### What the exercise asks
How many of the lines here include "xlabel"? Answer with a single number.

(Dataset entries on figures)

+ + + +

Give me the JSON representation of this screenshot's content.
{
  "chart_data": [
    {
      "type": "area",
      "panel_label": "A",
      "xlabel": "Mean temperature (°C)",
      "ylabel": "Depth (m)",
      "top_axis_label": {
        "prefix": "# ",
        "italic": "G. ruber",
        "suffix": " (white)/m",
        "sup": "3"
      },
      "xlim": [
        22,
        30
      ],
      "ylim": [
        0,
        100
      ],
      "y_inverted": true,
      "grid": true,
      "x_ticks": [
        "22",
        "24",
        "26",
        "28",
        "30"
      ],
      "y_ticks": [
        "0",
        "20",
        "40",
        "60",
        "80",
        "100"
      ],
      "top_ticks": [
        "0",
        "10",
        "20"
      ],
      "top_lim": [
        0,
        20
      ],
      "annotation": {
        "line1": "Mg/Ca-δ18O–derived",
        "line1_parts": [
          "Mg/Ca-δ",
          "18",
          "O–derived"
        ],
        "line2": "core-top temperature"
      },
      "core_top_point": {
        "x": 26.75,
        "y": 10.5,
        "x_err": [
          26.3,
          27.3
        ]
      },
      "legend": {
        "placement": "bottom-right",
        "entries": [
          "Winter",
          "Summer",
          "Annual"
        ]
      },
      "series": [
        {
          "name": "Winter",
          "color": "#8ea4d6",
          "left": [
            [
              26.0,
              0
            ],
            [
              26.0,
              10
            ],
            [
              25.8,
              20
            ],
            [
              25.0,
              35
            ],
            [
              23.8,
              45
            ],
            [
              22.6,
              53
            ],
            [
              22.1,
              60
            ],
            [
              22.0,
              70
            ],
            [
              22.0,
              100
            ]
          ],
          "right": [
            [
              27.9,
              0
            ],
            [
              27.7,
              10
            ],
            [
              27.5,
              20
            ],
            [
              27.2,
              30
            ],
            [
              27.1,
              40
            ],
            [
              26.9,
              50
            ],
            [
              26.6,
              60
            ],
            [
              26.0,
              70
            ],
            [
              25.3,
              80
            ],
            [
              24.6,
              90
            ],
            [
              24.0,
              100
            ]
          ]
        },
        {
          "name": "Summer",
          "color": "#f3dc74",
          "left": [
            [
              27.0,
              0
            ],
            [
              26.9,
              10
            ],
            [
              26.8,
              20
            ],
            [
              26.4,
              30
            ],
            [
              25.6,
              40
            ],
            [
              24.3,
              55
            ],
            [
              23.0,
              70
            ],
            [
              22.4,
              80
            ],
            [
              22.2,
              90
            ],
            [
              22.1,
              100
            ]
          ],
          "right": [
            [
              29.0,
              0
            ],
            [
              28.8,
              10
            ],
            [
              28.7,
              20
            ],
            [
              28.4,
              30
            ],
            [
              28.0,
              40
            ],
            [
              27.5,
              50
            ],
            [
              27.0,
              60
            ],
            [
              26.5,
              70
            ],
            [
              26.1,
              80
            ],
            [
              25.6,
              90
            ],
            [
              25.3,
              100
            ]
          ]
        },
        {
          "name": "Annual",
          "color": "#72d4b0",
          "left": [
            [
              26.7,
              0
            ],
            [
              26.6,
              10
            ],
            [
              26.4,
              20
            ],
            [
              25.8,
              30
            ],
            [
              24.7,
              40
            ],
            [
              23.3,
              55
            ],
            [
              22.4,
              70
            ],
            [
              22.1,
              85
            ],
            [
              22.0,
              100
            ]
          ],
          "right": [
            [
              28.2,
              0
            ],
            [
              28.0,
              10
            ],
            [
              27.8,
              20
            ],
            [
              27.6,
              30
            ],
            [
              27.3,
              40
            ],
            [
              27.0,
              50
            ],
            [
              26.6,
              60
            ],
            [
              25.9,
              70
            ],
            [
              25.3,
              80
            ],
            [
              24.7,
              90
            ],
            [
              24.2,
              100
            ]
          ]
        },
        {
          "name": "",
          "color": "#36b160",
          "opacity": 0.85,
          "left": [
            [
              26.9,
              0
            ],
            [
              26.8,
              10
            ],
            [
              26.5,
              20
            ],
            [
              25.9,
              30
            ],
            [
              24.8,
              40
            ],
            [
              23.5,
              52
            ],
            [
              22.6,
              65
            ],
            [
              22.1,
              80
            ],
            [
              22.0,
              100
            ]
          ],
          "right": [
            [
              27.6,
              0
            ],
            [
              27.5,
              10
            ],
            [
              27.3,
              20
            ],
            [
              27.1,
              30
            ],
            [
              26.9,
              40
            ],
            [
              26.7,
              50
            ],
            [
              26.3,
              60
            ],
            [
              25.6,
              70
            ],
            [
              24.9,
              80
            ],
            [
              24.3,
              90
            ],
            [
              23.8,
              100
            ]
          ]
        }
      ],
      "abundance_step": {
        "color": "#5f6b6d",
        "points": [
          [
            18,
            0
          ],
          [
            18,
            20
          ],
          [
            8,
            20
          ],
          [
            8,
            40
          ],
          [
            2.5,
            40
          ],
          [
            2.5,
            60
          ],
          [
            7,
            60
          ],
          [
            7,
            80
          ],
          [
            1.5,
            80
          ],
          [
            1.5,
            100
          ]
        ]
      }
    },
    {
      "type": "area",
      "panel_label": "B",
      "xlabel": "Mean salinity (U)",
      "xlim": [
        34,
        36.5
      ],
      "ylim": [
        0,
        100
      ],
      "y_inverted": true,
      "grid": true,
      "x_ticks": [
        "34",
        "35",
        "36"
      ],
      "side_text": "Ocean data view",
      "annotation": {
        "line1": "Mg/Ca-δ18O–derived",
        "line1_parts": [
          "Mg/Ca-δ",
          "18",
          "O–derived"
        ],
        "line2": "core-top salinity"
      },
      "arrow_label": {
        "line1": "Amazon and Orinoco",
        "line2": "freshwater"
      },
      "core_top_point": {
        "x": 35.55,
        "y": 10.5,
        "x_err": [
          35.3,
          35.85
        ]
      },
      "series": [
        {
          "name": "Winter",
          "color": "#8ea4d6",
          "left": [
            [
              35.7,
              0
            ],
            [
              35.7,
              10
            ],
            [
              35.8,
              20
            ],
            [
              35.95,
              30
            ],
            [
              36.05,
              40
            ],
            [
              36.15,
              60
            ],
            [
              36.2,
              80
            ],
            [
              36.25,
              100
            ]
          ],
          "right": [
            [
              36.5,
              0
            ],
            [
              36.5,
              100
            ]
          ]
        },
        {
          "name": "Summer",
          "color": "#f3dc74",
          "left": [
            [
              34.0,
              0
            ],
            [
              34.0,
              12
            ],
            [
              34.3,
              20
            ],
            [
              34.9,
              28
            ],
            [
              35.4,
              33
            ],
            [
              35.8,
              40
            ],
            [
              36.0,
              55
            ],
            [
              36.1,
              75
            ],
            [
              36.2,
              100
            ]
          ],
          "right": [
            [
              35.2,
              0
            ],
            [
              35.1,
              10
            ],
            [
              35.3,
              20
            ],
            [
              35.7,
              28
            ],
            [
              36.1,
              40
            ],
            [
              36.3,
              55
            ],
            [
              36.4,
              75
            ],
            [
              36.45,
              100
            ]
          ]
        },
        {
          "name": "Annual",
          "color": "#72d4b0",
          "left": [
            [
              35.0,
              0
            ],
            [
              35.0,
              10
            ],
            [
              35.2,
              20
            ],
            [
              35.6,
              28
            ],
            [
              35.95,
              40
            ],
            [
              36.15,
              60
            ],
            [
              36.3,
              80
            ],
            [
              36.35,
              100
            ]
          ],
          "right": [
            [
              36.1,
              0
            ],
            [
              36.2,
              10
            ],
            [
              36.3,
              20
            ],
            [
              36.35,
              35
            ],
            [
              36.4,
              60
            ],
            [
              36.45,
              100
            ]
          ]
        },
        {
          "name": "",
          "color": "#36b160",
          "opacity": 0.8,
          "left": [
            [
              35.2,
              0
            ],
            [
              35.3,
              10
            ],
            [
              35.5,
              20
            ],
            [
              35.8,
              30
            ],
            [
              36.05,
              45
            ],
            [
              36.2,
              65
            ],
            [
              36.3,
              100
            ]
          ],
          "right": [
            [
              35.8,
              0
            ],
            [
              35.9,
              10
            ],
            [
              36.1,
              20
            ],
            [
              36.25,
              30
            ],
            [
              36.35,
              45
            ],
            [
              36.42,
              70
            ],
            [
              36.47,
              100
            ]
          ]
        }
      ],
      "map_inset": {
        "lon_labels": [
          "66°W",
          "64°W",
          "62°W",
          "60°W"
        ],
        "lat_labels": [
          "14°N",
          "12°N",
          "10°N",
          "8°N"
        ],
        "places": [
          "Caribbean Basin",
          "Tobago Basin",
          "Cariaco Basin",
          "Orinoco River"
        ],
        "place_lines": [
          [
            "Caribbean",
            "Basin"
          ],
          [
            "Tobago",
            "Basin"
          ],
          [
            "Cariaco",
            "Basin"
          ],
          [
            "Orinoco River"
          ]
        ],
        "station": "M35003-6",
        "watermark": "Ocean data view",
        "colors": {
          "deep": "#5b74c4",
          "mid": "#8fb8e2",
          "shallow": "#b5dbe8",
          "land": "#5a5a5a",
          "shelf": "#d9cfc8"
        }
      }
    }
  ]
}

+ + + +

### Result below
2